Exercise instructions:
Copy out lines with the word "into" from the material that follows.

-- Start The input --

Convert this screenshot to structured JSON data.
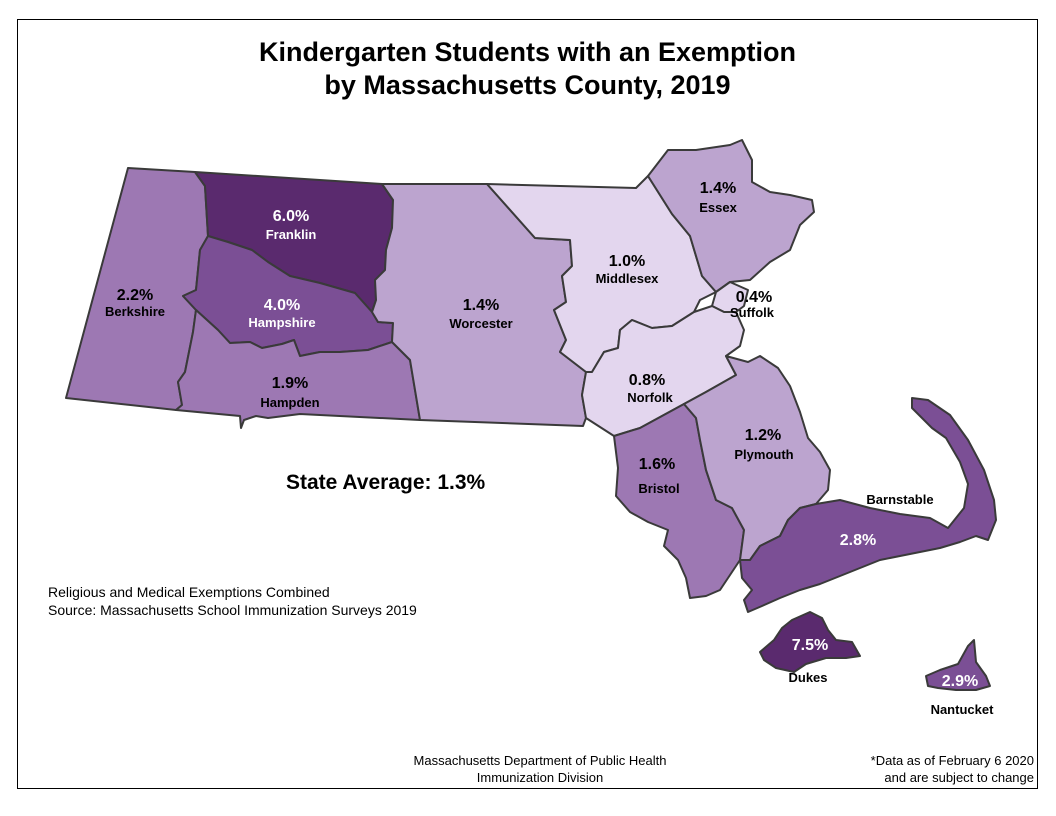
{
  "title": {
    "line1": "Kindergarten Students with an Exemption",
    "line2": "by Massachusetts County, 2019"
  },
  "state_average": "State Average: 1.3%",
  "notes": {
    "line1": "Religious and Medical Exemptions Combined",
    "line2": "Source: Massachusetts School Immunization Surveys 2019"
  },
  "footer": {
    "line1": "Massachusetts Department of Public Health",
    "line2": "Immunization Division"
  },
  "disclaimer": {
    "line1": "*Data as of February 6 2020",
    "line2": "and are subject to change"
  },
  "colors": {
    "shade_1": "#e3d6ee",
    "shade_2": "#bca4cf",
    "shade_3": "#9d78b3",
    "shade_4": "#7b4f95",
    "shade_5": "#5a2a6e",
    "border": "#3a3a3a"
  },
  "counties": {
    "berkshire": {
      "name": "Berkshire",
      "pct": "2.2%",
      "value": 2.2,
      "fill": "#9d78b3"
    },
    "franklin": {
      "name": "Franklin",
      "pct": "6.0%",
      "value": 6.0,
      "fill": "#5a2a6e"
    },
    "hampshire": {
      "name": "Hampshire",
      "pct": "4.0%",
      "value": 4.0,
      "fill": "#7b4f95"
    },
    "hampden": {
      "name": "Hampden",
      "pct": "1.9%",
      "value": 1.9,
      "fill": "#9d78b3"
    },
    "worcester": {
      "name": "Worcester",
      "pct": "1.4%",
      "value": 1.4,
      "fill": "#bca4cf"
    },
    "middlesex": {
      "name": "Middlesex",
      "pct": "1.0%",
      "value": 1.0,
      "fill": "#e3d6ee"
    },
    "essex": {
      "name": "Essex",
      "pct": "1.4%",
      "value": 1.4,
      "fill": "#bca4cf"
    },
    "suffolk": {
      "name": "Suffolk",
      "pct": "0.4%",
      "value": 0.4,
      "fill": "#e3d6ee"
    },
    "norfolk": {
      "name": "Norfolk",
      "pct": "0.8%",
      "value": 0.8,
      "fill": "#e3d6ee"
    },
    "bristol": {
      "name": "Bristol",
      "pct": "1.6%",
      "value": 1.6,
      "fill": "#9d78b3"
    },
    "plymouth": {
      "name": "Plymouth",
      "pct": "1.2%",
      "value": 1.2,
      "fill": "#bca4cf"
    },
    "barnstable": {
      "name": "Barnstable",
      "pct": "2.8%",
      "value": 2.8,
      "fill": "#7b4f95"
    },
    "dukes": {
      "name": "Dukes",
      "pct": "7.5%",
      "value": 7.5,
      "fill": "#5a2a6e"
    },
    "nantucket": {
      "name": "Nantucket",
      "pct": "2.9%",
      "value": 2.9,
      "fill": "#7b4f95"
    }
  }
}
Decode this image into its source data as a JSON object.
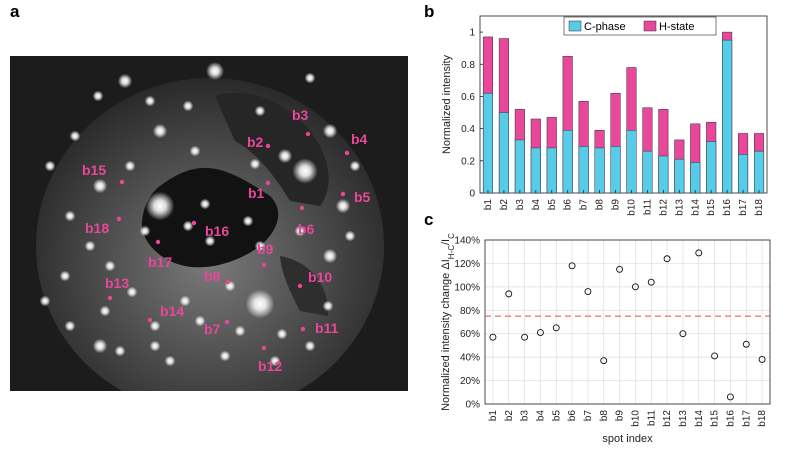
{
  "panels": {
    "a": "a",
    "b": "b",
    "c": "c"
  },
  "colors": {
    "c_phase": "#58cbe8",
    "h_state": "#e8479a",
    "marker": "#e8479a",
    "ref_line": "#e84a4a"
  },
  "diffraction_spots": [
    "b1",
    "b2",
    "b3",
    "b4",
    "b5",
    "b6",
    "b7",
    "b8",
    "b9",
    "b10",
    "b11",
    "b12",
    "b13",
    "b14",
    "b15",
    "b16",
    "b17",
    "b18"
  ],
  "chart_data": [
    {
      "type": "bar",
      "categories": [
        "b1",
        "b2",
        "b3",
        "b4",
        "b5",
        "b6",
        "b7",
        "b8",
        "b9",
        "b10",
        "b11",
        "b12",
        "b13",
        "b14",
        "b15",
        "b16",
        "b17",
        "b18"
      ],
      "series": [
        {
          "name": "C-phase",
          "values": [
            0.62,
            0.5,
            0.33,
            0.28,
            0.28,
            0.39,
            0.29,
            0.28,
            0.29,
            0.39,
            0.26,
            0.23,
            0.21,
            0.19,
            0.32,
            0.95,
            0.24,
            0.26
          ]
        },
        {
          "name": "H-state",
          "values": [
            0.97,
            0.96,
            0.52,
            0.46,
            0.47,
            0.85,
            0.57,
            0.39,
            0.62,
            0.78,
            0.53,
            0.52,
            0.33,
            0.43,
            0.44,
            1.0,
            0.37,
            0.37
          ]
        }
      ],
      "ylabel": "Normalized intensity",
      "ylim": [
        0,
        1.1
      ],
      "yticks": [
        0,
        0.2,
        0.4,
        0.6,
        0.8,
        1
      ],
      "ytick_labels": [
        "0",
        "0.2",
        "0.4",
        "0.6",
        "0.8",
        "1"
      ],
      "legend": "top-left",
      "grid": false
    },
    {
      "type": "scatter",
      "x": [
        "b1",
        "b2",
        "b3",
        "b4",
        "b5",
        "b6",
        "b7",
        "b8",
        "b9",
        "b10",
        "b11",
        "b12",
        "b13",
        "b14",
        "b15",
        "b16",
        "b17",
        "b18"
      ],
      "y": [
        57,
        94,
        57,
        61,
        65,
        118,
        96,
        37,
        115,
        100,
        104,
        124,
        60,
        129,
        41,
        6,
        51,
        38
      ],
      "ylabel_main": "Normalized intensity change ",
      "ylabel_delta": "ΔI",
      "ylabel_sub1": "H-C",
      "ylabel_slash": "/I",
      "ylabel_sub2": "C",
      "xlabel": "spot index",
      "ylim": [
        0,
        140
      ],
      "yticks": [
        0,
        20,
        40,
        60,
        80,
        100,
        120,
        140
      ],
      "ytick_labels": [
        "0%",
        "20%",
        "40%",
        "60%",
        "80%",
        "100%",
        "120%",
        "140%"
      ],
      "reference_line": 75,
      "grid": true
    }
  ]
}
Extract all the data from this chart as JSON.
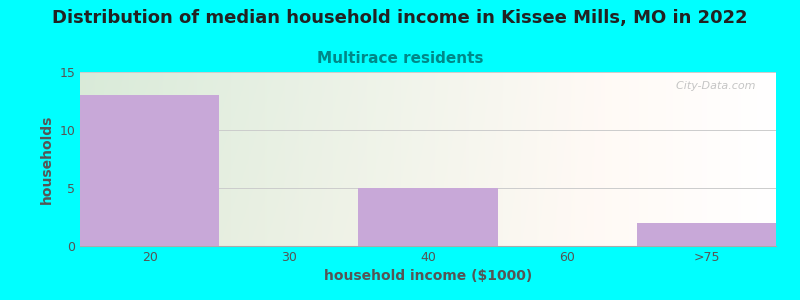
{
  "title": "Distribution of median household income in Kissee Mills, MO in 2022",
  "subtitle": "Multirace residents",
  "categories": [
    "20",
    "30",
    "40",
    "60",
    ">75"
  ],
  "values": [
    13,
    0,
    5,
    0,
    2
  ],
  "bar_color": "#c8a8d8",
  "background_color": "#00FFFF",
  "plot_bg_colors": [
    "#d8efd0",
    "#f5fbf2",
    "#ffffff"
  ],
  "xlabel": "household income ($1000)",
  "ylabel": "households",
  "ylim": [
    0,
    15
  ],
  "yticks": [
    0,
    5,
    10,
    15
  ],
  "title_fontsize": 13,
  "subtitle_fontsize": 11,
  "subtitle_color": "#008888",
  "title_color": "#222222",
  "axis_label_color": "#555555",
  "tick_color": "#555555",
  "grid_color": "#cccccc",
  "watermark": "  City-Data.com"
}
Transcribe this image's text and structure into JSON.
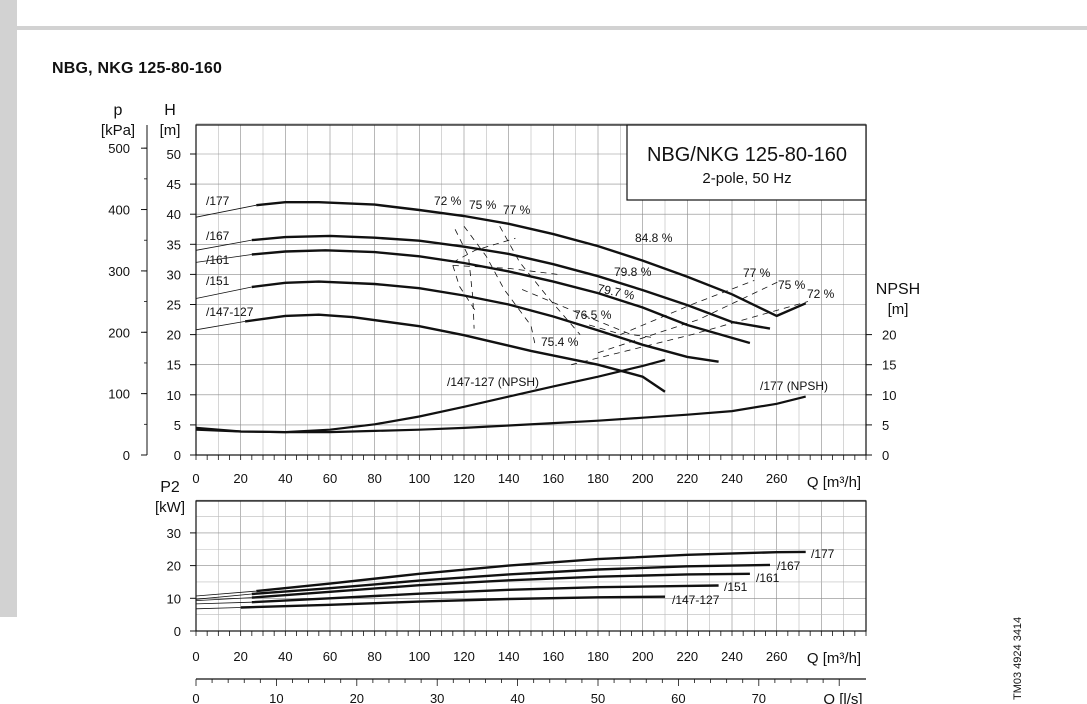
{
  "page": {
    "title": "NBG, NKG 125-80-160",
    "figure_id": "TM03 4924 3414"
  },
  "chart_data": [
    {
      "type": "line",
      "panel": "head",
      "legend_box": {
        "title": "NBG/NKG 125-80-160",
        "subtitle": "2-pole, 50 Hz"
      },
      "x_axis": {
        "ylabel": "",
        "label": "Q [m³/h]",
        "ticks": [
          0,
          20,
          40,
          60,
          80,
          100,
          120,
          140,
          160,
          180,
          200,
          220,
          240,
          260
        ],
        "range": [
          0,
          300
        ]
      },
      "y_axis_left": {
        "label_top": "H",
        "label_bottom": "[m]",
        "ticks": [
          0,
          5,
          10,
          15,
          20,
          25,
          30,
          35,
          40,
          45,
          50
        ],
        "range": [
          0,
          55
        ]
      },
      "y_axis_pressure": {
        "label_top": "p",
        "label_bottom": "[kPa]",
        "ticks": [
          0,
          100,
          200,
          300,
          400,
          500
        ]
      },
      "y_axis_right": {
        "label_top": "NPSH",
        "label_bottom": "[m]",
        "ticks": [
          0,
          5,
          10,
          15,
          20
        ]
      },
      "series": [
        {
          "name": "/177",
          "thin": [
            [
              0,
              39.5
            ],
            [
              27,
              41.5
            ]
          ],
          "thick": [
            [
              27,
              41.5
            ],
            [
              40,
              42
            ],
            [
              55,
              42
            ],
            [
              80,
              41.6
            ],
            [
              100,
              40.7
            ],
            [
              120,
              39.7
            ],
            [
              140,
              38.4
            ],
            [
              160,
              36.7
            ],
            [
              180,
              34.7
            ],
            [
              200,
              32.3
            ],
            [
              220,
              29.6
            ],
            [
              240,
              26.7
            ],
            [
              260,
              23.1
            ],
            [
              273,
              25.2
            ]
          ]
        },
        {
          "name": "/167",
          "thin": [
            [
              0,
              34
            ],
            [
              25,
              35.7
            ]
          ],
          "thick": [
            [
              25,
              35.7
            ],
            [
              40,
              36.2
            ],
            [
              60,
              36.4
            ],
            [
              80,
              36.1
            ],
            [
              100,
              35.6
            ],
            [
              120,
              34.6
            ],
            [
              140,
              33.4
            ],
            [
              160,
              31.7
            ],
            [
              180,
              29.7
            ],
            [
              200,
              27.4
            ],
            [
              220,
              24.9
            ],
            [
              240,
              22.1
            ],
            [
              257,
              21
            ]
          ]
        },
        {
          "name": "/161",
          "thin": [
            [
              0,
              32
            ],
            [
              25,
              33.3
            ]
          ],
          "thick": [
            [
              25,
              33.3
            ],
            [
              40,
              33.8
            ],
            [
              58,
              34
            ],
            [
              80,
              33.7
            ],
            [
              100,
              33
            ],
            [
              120,
              31.9
            ],
            [
              140,
              30.5
            ],
            [
              160,
              28.8
            ],
            [
              180,
              26.9
            ],
            [
              200,
              24.5
            ],
            [
              220,
              21.6
            ],
            [
              248,
              18.6
            ]
          ]
        },
        {
          "name": "/151",
          "thin": [
            [
              0,
              26
            ],
            [
              25,
              27.9
            ]
          ],
          "thick": [
            [
              25,
              27.9
            ],
            [
              40,
              28.6
            ],
            [
              55,
              28.8
            ],
            [
              80,
              28.4
            ],
            [
              100,
              27.7
            ],
            [
              120,
              26.5
            ],
            [
              140,
              25
            ],
            [
              160,
              23
            ],
            [
              180,
              20.7
            ],
            [
              200,
              18.3
            ],
            [
              220,
              16.3
            ],
            [
              234,
              15.5
            ]
          ]
        },
        {
          "name": "/147-127",
          "thin": [
            [
              0,
              20.8
            ],
            [
              22,
              22.2
            ]
          ],
          "thick": [
            [
              22,
              22.2
            ],
            [
              40,
              23.1
            ],
            [
              55,
              23.3
            ],
            [
              70,
              22.9
            ],
            [
              100,
              21.4
            ],
            [
              120,
              19.9
            ],
            [
              150,
              17.3
            ],
            [
              180,
              15
            ],
            [
              200,
              13
            ],
            [
              210,
              10.5
            ]
          ]
        }
      ],
      "npsh_series": [
        {
          "name": "/147-127 (NPSH)",
          "values": [
            [
              0,
              4.2
            ],
            [
              20,
              3.9
            ],
            [
              40,
              3.8
            ],
            [
              60,
              4.2
            ],
            [
              80,
              5.1
            ],
            [
              100,
              6.4
            ],
            [
              120,
              8
            ],
            [
              140,
              9.7
            ],
            [
              160,
              11.4
            ],
            [
              180,
              13
            ],
            [
              200,
              14.8
            ],
            [
              210,
              15.8
            ]
          ]
        },
        {
          "name": "/177 (NPSH)",
          "values": [
            [
              0,
              4.5
            ],
            [
              20,
              3.9
            ],
            [
              40,
              3.8
            ],
            [
              60,
              3.8
            ],
            [
              80,
              4
            ],
            [
              100,
              4.2
            ],
            [
              120,
              4.5
            ],
            [
              140,
              4.9
            ],
            [
              160,
              5.3
            ],
            [
              180,
              5.7
            ],
            [
              200,
              6.2
            ],
            [
              220,
              6.7
            ],
            [
              240,
              7.3
            ],
            [
              260,
              8.5
            ],
            [
              273,
              9.7
            ]
          ]
        }
      ],
      "efficiency_labels": [
        "72 %",
        "75 %",
        "77 %",
        "84.8 %",
        "79.8 %",
        "79.7 %",
        "76.5 %",
        "75.4 %",
        "77 %",
        "75 %",
        "72 %"
      ],
      "efficiency_lines": [
        [
          [
            116,
            37.5
          ],
          [
            122,
            33
          ],
          [
            124,
            26
          ],
          [
            124.5,
            21
          ]
        ],
        [
          [
            120,
            38
          ],
          [
            130,
            33
          ],
          [
            138,
            27.5
          ],
          [
            150,
            21.5
          ],
          [
            152,
            18
          ]
        ],
        [
          [
            136,
            38
          ],
          [
            145,
            32
          ],
          [
            158,
            26
          ],
          [
            172,
            20
          ]
        ],
        [
          [
            115,
            31.5
          ],
          [
            118,
            28
          ],
          [
            125,
            24
          ]
        ],
        [
          [
            190,
            20
          ],
          [
            222,
            25
          ],
          [
            250,
            29
          ]
        ],
        [
          [
            180,
            17
          ],
          [
            225,
            22.5
          ],
          [
            262,
            29
          ]
        ],
        [
          [
            168,
            15
          ],
          [
            222,
            20
          ],
          [
            274,
            25.5
          ]
        ],
        [
          [
            115,
            32
          ],
          [
            125,
            34
          ],
          [
            143,
            36
          ]
        ],
        [
          [
            115,
            31.5
          ],
          [
            140,
            31
          ],
          [
            162,
            30
          ]
        ],
        [
          [
            146,
            27.5
          ],
          [
            175,
            23
          ],
          [
            195,
            20
          ],
          [
            205,
            19.5
          ]
        ],
        [
          [
            176,
            21.6
          ],
          [
            188,
            20.3
          ]
        ]
      ]
    },
    {
      "type": "line",
      "panel": "power",
      "x_axis": {
        "label": "Q [m³/h]",
        "ticks": [
          0,
          20,
          40,
          60,
          80,
          100,
          120,
          140,
          160,
          180,
          200,
          220,
          240,
          260
        ],
        "range": [
          0,
          300
        ]
      },
      "y_axis": {
        "label_top": "P2",
        "label_bottom": "[kW]",
        "ticks": [
          0,
          10,
          20,
          30
        ],
        "range": [
          0,
          40
        ]
      },
      "series": [
        {
          "name": "/177",
          "thin": [
            [
              0,
              10.7
            ],
            [
              27,
              12.2
            ]
          ],
          "thick": [
            [
              27,
              12.2
            ],
            [
              60,
              14.5
            ],
            [
              100,
              17.5
            ],
            [
              140,
              20
            ],
            [
              180,
              22
            ],
            [
              220,
              23.3
            ],
            [
              260,
              24.1
            ],
            [
              273,
              24.2
            ]
          ]
        },
        {
          "name": "/167",
          "thin": [
            [
              0,
              9.7
            ],
            [
              25,
              11.3
            ]
          ],
          "thick": [
            [
              25,
              11.3
            ],
            [
              60,
              13.1
            ],
            [
              100,
              15.4
            ],
            [
              140,
              17.3
            ],
            [
              180,
              18.8
            ],
            [
              220,
              19.8
            ],
            [
              257,
              20.2
            ]
          ]
        },
        {
          "name": "/161",
          "thin": [
            [
              0,
              9.3
            ],
            [
              25,
              10.2
            ]
          ],
          "thick": [
            [
              25,
              10.2
            ],
            [
              60,
              12
            ],
            [
              100,
              14
            ],
            [
              140,
              15.5
            ],
            [
              180,
              16.6
            ],
            [
              220,
              17.3
            ],
            [
              248,
              17.5
            ]
          ]
        },
        {
          "name": "/151",
          "thin": [
            [
              0,
              8.3
            ],
            [
              25,
              8.8
            ]
          ],
          "thick": [
            [
              25,
              8.8
            ],
            [
              60,
              10
            ],
            [
              100,
              11.4
            ],
            [
              140,
              12.6
            ],
            [
              180,
              13.4
            ],
            [
              220,
              13.8
            ],
            [
              234,
              13.9
            ]
          ]
        },
        {
          "name": "/147-127",
          "thin": [
            [
              0,
              6.8
            ],
            [
              20,
              7.2
            ]
          ],
          "thick": [
            [
              20,
              7.2
            ],
            [
              60,
              8
            ],
            [
              100,
              9
            ],
            [
              140,
              9.8
            ],
            [
              180,
              10.3
            ],
            [
              210,
              10.5
            ]
          ]
        }
      ]
    },
    {
      "type": "line",
      "panel": "flow-ls-axis",
      "x_axis": {
        "label": "Q [l/s]",
        "ticks": [
          0,
          10,
          20,
          30,
          40,
          50,
          60,
          70
        ]
      }
    }
  ]
}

-- End The input --

The response:
Decode this image into its source data as a JSON object.
Transcribe this image's text and structure into JSON.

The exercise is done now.